> [TO BE DONE]:
Repeat the records below exactly as they appear.

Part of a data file
========================================================================

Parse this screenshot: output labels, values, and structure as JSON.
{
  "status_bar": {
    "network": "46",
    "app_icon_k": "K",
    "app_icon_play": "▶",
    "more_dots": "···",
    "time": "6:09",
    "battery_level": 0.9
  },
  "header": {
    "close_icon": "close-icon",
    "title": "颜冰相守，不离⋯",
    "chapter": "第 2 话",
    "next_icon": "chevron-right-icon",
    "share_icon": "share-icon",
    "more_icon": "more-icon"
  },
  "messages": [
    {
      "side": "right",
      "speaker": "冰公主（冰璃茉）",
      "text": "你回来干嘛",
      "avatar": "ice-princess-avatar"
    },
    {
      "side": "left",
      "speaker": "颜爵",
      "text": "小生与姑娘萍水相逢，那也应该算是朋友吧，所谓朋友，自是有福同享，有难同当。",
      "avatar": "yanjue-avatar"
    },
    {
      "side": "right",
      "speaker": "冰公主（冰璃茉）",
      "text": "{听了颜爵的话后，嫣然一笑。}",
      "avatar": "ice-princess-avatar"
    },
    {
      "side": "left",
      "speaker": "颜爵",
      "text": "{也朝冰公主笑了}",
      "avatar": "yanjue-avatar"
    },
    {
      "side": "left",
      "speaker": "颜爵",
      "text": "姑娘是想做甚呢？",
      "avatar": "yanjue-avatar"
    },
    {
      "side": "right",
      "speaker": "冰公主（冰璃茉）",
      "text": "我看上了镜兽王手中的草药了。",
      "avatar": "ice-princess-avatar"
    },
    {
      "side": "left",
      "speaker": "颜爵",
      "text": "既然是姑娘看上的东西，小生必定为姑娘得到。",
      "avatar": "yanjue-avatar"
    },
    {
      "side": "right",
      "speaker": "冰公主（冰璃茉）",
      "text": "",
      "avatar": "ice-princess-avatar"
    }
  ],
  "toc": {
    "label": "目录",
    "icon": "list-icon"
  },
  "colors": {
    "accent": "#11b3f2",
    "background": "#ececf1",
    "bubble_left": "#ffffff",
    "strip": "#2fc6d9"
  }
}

========================================================================

> [THE REPLY]:
Parse this screenshot: output labels, values, and structure as JSON.
{
  "status_bar": {
    "network": "46",
    "app_icon_k": "K",
    "app_icon_play": "▶",
    "more_dots": "···",
    "time": "6:09",
    "battery_level": 0.9
  },
  "header": {
    "close_icon": "close-icon",
    "title": "颜冰相守，不离⋯",
    "chapter": "第 2 话",
    "next_icon": "chevron-right-icon",
    "share_icon": "share-icon",
    "more_icon": "more-icon"
  },
  "messages": [
    {
      "side": "right",
      "speaker": "冰公主（冰璃茉）",
      "text": "你回来干嘛",
      "avatar": "ice-princess-avatar"
    },
    {
      "side": "left",
      "speaker": "颜爵",
      "text": "小生与姑娘萍水相逢，那也应该算是朋友吧，所谓朋友，自是有福同享，有难同当。",
      "avatar": "yanjue-avatar"
    },
    {
      "side": "right",
      "speaker": "冰公主（冰璃茉）",
      "text": "{听了颜爵的话后，嫣然一笑。}",
      "avatar": "ice-princess-avatar"
    },
    {
      "side": "left",
      "speaker": "颜爵",
      "text": "{也朝冰公主笑了}",
      "avatar": "yanjue-avatar"
    },
    {
      "side": "left",
      "speaker": "颜爵",
      "text": "姑娘是想做甚呢？",
      "avatar": "yanjue-avatar"
    },
    {
      "side": "right",
      "speaker": "冰公主（冰璃茉）",
      "text": "我看上了镜兽王手中的草药了。",
      "avatar": "ice-princess-avatar"
    },
    {
      "side": "left",
      "speaker": "颜爵",
      "text": "既然是姑娘看上的东西，小生必定为姑娘得到。",
      "avatar": "yanjue-avatar"
    },
    {
      "side": "right",
      "speaker": "冰公主（冰璃茉）",
      "text": "",
      "avatar": "ice-princess-avatar"
    }
  ],
  "toc": {
    "label": "目录",
    "icon": "list-icon"
  },
  "colors": {
    "accent": "#11b3f2",
    "background": "#ececf1",
    "bubble_left": "#ffffff",
    "strip": "#2fc6d9"
  }
}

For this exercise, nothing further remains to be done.